### PROVIDED DATA

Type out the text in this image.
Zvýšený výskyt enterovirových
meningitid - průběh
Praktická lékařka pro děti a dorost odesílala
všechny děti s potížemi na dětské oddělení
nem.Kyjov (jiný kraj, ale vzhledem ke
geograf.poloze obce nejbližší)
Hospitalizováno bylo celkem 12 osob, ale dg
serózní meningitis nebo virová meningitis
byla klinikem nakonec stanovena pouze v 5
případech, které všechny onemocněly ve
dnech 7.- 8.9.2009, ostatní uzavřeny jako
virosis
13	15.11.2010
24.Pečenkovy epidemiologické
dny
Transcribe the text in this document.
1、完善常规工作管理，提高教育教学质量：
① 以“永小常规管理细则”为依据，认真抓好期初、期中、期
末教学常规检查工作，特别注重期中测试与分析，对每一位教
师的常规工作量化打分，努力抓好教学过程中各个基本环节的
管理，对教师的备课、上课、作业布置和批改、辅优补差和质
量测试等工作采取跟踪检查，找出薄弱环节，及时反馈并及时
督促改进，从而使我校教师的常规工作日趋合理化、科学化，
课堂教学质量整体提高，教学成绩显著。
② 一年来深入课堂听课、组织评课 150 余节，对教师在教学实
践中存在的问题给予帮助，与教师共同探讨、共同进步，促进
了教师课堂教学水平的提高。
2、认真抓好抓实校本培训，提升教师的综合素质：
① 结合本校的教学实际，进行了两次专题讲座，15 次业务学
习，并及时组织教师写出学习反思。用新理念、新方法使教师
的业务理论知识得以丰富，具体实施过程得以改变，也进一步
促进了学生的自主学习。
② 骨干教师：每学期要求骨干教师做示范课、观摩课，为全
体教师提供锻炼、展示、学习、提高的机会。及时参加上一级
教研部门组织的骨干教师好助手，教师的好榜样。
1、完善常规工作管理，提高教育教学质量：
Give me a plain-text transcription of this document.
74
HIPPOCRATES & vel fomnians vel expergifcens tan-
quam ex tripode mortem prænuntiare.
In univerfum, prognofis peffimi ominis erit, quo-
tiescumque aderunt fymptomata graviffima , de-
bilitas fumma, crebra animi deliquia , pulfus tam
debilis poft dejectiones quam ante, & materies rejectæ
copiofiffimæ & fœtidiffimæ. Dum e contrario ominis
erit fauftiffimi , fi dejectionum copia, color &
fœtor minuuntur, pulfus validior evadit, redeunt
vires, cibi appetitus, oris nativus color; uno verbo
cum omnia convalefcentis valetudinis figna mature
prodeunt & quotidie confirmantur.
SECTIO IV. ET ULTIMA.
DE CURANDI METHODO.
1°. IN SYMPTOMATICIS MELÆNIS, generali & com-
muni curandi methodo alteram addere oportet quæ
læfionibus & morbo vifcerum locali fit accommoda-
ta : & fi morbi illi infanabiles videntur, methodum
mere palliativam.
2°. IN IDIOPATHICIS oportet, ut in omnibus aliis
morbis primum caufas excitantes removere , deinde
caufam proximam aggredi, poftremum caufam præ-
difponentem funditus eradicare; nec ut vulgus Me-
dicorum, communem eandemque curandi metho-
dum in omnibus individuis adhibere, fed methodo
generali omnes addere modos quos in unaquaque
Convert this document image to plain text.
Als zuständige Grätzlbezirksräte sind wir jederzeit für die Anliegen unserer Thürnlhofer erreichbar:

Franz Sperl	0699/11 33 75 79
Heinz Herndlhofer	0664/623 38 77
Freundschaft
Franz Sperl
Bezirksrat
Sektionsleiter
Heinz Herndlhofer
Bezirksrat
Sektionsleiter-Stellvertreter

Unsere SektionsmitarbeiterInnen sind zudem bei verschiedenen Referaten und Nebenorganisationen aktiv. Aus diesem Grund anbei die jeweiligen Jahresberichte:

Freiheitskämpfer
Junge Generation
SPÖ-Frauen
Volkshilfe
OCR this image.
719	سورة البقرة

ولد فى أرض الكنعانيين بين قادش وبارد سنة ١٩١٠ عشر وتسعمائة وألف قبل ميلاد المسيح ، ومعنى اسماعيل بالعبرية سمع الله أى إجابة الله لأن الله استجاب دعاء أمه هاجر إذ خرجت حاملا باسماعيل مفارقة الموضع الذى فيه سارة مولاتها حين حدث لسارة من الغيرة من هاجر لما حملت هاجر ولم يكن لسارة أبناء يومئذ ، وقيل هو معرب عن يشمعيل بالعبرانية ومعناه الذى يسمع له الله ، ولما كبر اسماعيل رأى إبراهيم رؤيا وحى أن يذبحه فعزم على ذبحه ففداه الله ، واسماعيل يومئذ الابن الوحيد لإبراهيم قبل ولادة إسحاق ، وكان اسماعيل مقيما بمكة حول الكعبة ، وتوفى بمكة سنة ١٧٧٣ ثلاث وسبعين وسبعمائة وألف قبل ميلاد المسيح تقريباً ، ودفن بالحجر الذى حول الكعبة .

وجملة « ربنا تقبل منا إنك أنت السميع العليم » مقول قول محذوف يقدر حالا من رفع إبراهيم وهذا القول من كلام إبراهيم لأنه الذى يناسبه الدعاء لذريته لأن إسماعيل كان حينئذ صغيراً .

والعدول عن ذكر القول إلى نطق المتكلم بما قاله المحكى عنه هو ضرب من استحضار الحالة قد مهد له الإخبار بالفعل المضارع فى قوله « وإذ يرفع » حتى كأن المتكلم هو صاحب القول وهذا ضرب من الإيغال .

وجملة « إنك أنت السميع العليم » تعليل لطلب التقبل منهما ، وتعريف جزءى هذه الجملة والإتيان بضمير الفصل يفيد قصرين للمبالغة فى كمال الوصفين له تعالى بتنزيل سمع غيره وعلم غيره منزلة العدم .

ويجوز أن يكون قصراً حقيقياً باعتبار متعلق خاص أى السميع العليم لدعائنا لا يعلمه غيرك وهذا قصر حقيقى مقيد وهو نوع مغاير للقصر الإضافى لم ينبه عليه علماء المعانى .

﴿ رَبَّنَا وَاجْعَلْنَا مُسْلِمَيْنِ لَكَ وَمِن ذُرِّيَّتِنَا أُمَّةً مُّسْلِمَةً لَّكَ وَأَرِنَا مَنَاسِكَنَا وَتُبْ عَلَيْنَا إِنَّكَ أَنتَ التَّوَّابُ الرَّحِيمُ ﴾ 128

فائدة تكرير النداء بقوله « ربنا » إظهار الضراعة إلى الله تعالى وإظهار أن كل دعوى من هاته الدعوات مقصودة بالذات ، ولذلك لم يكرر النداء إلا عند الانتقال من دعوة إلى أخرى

######

■ YOUR INSTRUCTIONS ■
Return all of the entries exactly as written.

■ THE RESPONSE ■
Type out the text in this image.
Zvýšený výskyt enterovirových
meningitid - průběh
Praktická lékařka pro děti a dorost odesílala
všechny děti s potížemi na dětské oddělení
nem.Kyjov (jiný kraj, ale vzhledem ke
geograf.poloze obce nejbližší)
Hospitalizováno bylo celkem 12 osob, ale dg
serózní meningitis nebo virová meningitis
byla klinikem nakonec stanovena pouze v 5
případech, které všechny onemocněly ve
dnech 7.- 8.9.2009, ostatní uzavřeny jako
virosis
13	15.11.2010
24.Pečenkovy epidemiologické
dny
Transcribe the text in this document.
1、完善常规工作管理，提高教育教学质量：
① 以“永小常规管理细则”为依据，认真抓好期初、期中、期
末教学常规检查工作，特别注重期中测试与分析，对每一位教
师的常规工作量化打分，努力抓好教学过程中各个基本环节的
管理，对教师的备课、上课、作业布置和批改、辅优补差和质
量测试等工作采取跟踪检查，找出薄弱环节，及时反馈并及时
督促改进，从而使我校教师的常规工作日趋合理化、科学化，
课堂教学质量整体提高，教学成绩显著。
② 一年来深入课堂听课、组织评课 150 余节，对教师在教学实
践中存在的问题给予帮助，与教师共同探讨、共同进步，促进
了教师课堂教学水平的提高。
2、认真抓好抓实校本培训，提升教师的综合素质：
① 结合本校的教学实际，进行了两次专题讲座，15 次业务学
习，并及时组织教师写出学习反思。用新理念、新方法使教师
的业务理论知识得以丰富，具体实施过程得以改变，也进一步
促进了学生的自主学习。
② 骨干教师：每学期要求骨干教师做示范课、观摩课，为全
体教师提供锻炼、展示、学习、提高的机会。及时参加上一级
教研部门组织的骨干教师好助手，教师的好榜样。
1、完善常规工作管理，提高教育教学质量：
Give me a plain-text transcription of this document.
74
HIPPOCRATES & vel fomnians vel expergifcens tan-
quam ex tripode mortem prænuntiare.
In univerfum, prognofis peffimi ominis erit, quo-
tiescumque aderunt fymptomata graviffima , de-
bilitas fumma, crebra animi deliquia , pulfus tam
debilis poft dejectiones quam ante, & materies rejectæ
copiofiffimæ & fœtidiffimæ. Dum e contrario ominis
erit fauftiffimi , fi dejectionum copia, color &
fœtor minuuntur, pulfus validior evadit, redeunt
vires, cibi appetitus, oris nativus color; uno verbo
cum omnia convalefcentis valetudinis figna mature
prodeunt & quotidie confirmantur.
SECTIO IV. ET ULTIMA.
DE CURANDI METHODO.
1°. IN SYMPTOMATICIS MELÆNIS, generali & com-
muni curandi methodo alteram addere oportet quæ
læfionibus & morbo vifcerum locali fit accommoda-
ta : & fi morbi illi infanabiles videntur, methodum
mere palliativam.
2°. IN IDIOPATHICIS oportet, ut in omnibus aliis
morbis primum caufas excitantes removere , deinde
caufam proximam aggredi, poftremum caufam præ-
difponentem funditus eradicare; nec ut vulgus Me-
dicorum, communem eandemque curandi metho-
dum in omnibus individuis adhibere, fed methodo
generali omnes addere modos quos in unaquaque
Convert this document image to plain text.
Als zuständige Grätzlbezirksräte sind wir jederzeit für die Anliegen unserer Thürnlhofer erreichbar:

Franz Sperl	0699/11 33 75 79
Heinz Herndlhofer	0664/623 38 77
Freundschaft
Franz Sperl
Bezirksrat
Sektionsleiter
Heinz Herndlhofer
Bezirksrat
Sektionsleiter-Stellvertreter

Unsere SektionsmitarbeiterInnen sind zudem bei verschiedenen Referaten und Nebenorganisationen aktiv. Aus diesem Grund anbei die jeweiligen Jahresberichte:

Freiheitskämpfer
Junge Generation
SPÖ-Frauen
Volkshilfe
OCR this image.
719	سورة البقرة

ولد فى أرض الكنعانيين بين قادش وبارد سنة ١٩١٠ عشر وتسعمائة وألف قبل ميلاد المسيح ، ومعنى اسماعيل بالعبرية سمع الله أى إجابة الله لأن الله استجاب دعاء أمه هاجر إذ خرجت حاملا باسماعيل مفارقة الموضع الذى فيه سارة مولاتها حين حدث لسارة من الغيرة من هاجر لما حملت هاجر ولم يكن لسارة أبناء يومئذ ، وقيل هو معرب عن يشمعيل بالعبرانية ومعناه الذى يسمع له الله ، ولما كبر اسماعيل رأى إبراهيم رؤيا وحى أن يذبحه فعزم على ذبحه ففداه الله ، واسماعيل يومئذ الابن الوحيد لإبراهيم قبل ولادة إسحاق ، وكان اسماعيل مقيما بمكة حول الكعبة ، وتوفى بمكة سنة ١٧٧٣ ثلاث وسبعين وسبعمائة وألف قبل ميلاد المسيح تقريباً ، ودفن بالحجر الذى حول الكعبة .

وجملة « ربنا تقبل منا إنك أنت السميع العليم » مقول قول محذوف يقدر حالا من رفع إبراهيم وهذا القول من كلام إبراهيم لأنه الذى يناسبه الدعاء لذريته لأن إسماعيل كان حينئذ صغيراً .

والعدول عن ذكر القول إلى نطق المتكلم بما قاله المحكى عنه هو ضرب من استحضار الحالة قد مهد له الإخبار بالفعل المضارع فى قوله « وإذ يرفع » حتى كأن المتكلم هو صاحب القول وهذا ضرب من الإيغال .

وجملة « إنك أنت السميع العليم » تعليل لطلب التقبل منهما ، وتعريف جزءى هذه الجملة والإتيان بضمير الفصل يفيد قصرين للمبالغة فى كمال الوصفين له تعالى بتنزيل سمع غيره وعلم غيره منزلة العدم .

ويجوز أن يكون قصراً حقيقياً باعتبار متعلق خاص أى السميع العليم لدعائنا لا يعلمه غيرك وهذا قصر حقيقى مقيد وهو نوع مغاير للقصر الإضافى لم ينبه عليه علماء المعانى .

﴿ رَبَّنَا وَاجْعَلْنَا مُسْلِمَيْنِ لَكَ وَمِن ذُرِّيَّتِنَا أُمَّةً مُّسْلِمَةً لَّكَ وَأَرِنَا مَنَاسِكَنَا وَتُبْ عَلَيْنَا إِنَّكَ أَنتَ التَّوَّابُ الرَّحِيمُ ﴾ 128

فائدة تكرير النداء بقوله « ربنا » إظهار الضراعة إلى الله تعالى وإظهار أن كل دعوى من هاته الدعوات مقصودة بالذات ، ولذلك لم يكرر النداء إلا عند الانتقال من دعوة إلى أخرى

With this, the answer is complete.